• _STORED RECORDS_:
§ §

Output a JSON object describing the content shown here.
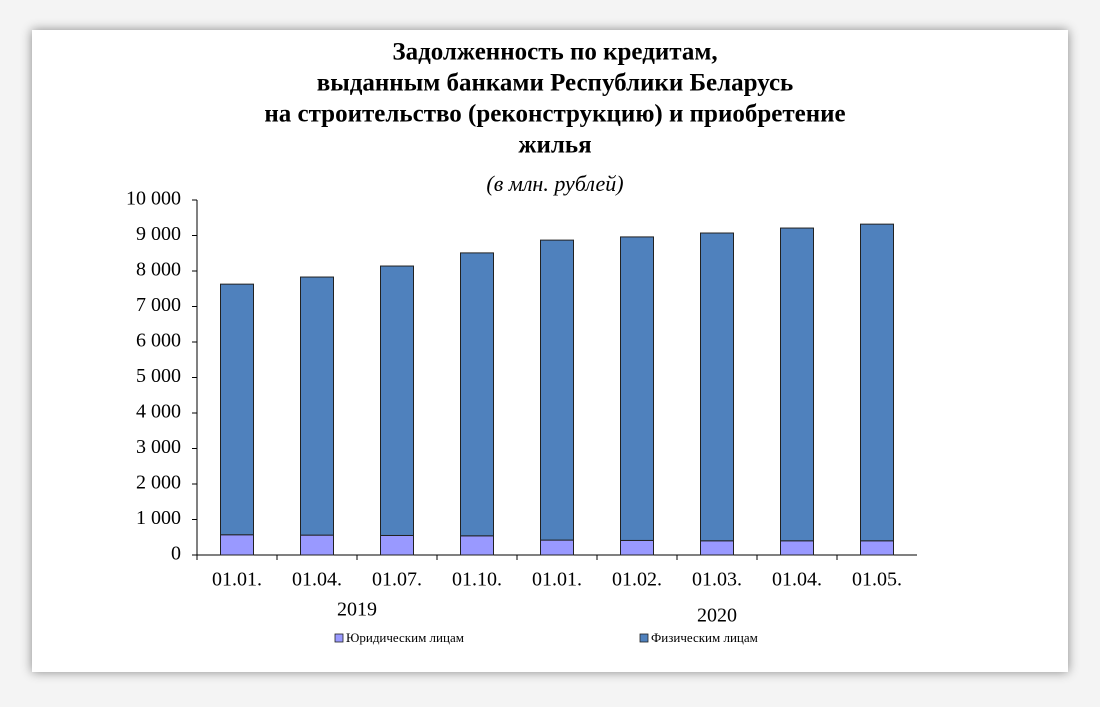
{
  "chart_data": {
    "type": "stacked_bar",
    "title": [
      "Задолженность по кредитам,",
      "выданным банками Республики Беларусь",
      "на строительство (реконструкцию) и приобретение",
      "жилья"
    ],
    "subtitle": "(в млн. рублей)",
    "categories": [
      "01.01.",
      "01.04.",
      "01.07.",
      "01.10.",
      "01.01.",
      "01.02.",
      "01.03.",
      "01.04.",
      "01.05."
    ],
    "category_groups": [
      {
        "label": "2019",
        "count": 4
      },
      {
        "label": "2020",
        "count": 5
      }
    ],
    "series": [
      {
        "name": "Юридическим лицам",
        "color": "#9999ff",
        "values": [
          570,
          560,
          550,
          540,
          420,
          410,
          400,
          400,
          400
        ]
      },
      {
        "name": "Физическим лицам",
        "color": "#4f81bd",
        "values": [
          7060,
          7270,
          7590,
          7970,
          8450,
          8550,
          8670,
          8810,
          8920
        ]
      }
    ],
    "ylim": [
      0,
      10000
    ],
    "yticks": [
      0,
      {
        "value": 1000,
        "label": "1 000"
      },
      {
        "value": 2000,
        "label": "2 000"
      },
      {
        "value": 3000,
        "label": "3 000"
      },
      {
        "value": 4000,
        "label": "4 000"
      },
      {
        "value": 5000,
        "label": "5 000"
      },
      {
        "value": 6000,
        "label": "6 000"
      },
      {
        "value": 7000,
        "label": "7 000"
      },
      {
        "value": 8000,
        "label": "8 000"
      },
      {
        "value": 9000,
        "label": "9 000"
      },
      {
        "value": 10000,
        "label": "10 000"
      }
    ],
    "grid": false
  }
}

§ §

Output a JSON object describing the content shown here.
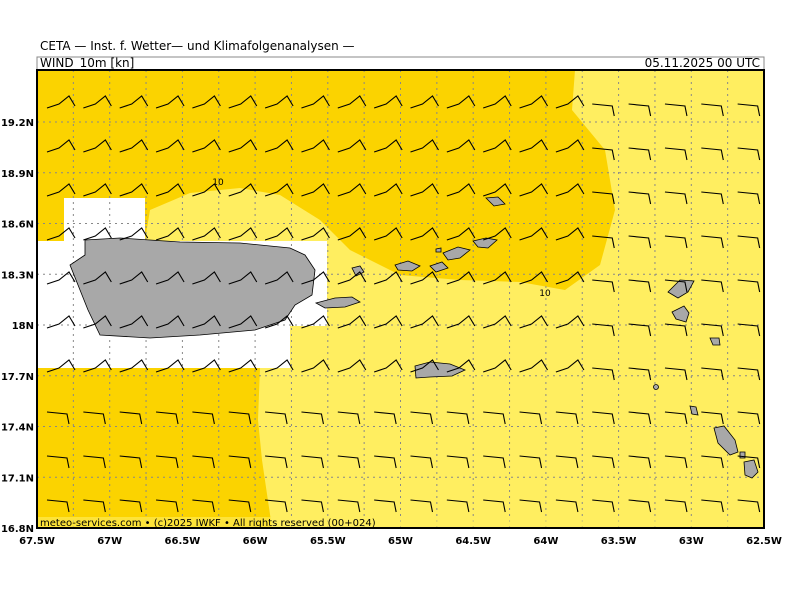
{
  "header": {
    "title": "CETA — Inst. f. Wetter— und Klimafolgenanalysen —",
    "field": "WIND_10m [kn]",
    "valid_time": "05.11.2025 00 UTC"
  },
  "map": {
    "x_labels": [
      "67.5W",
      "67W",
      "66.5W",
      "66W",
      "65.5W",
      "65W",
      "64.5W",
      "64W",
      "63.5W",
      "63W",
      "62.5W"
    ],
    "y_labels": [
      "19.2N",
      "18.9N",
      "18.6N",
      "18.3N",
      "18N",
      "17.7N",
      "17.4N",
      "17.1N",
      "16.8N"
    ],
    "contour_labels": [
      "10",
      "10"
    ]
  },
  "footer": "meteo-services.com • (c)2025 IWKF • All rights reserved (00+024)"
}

§ §

• _EXERCISE_:
Which lines hold the word "лицам"? Copy every one of them.

• _WRITTEN REPLY_:
        "name": "Юридическим лицам",
        "name": "Физическим лицам",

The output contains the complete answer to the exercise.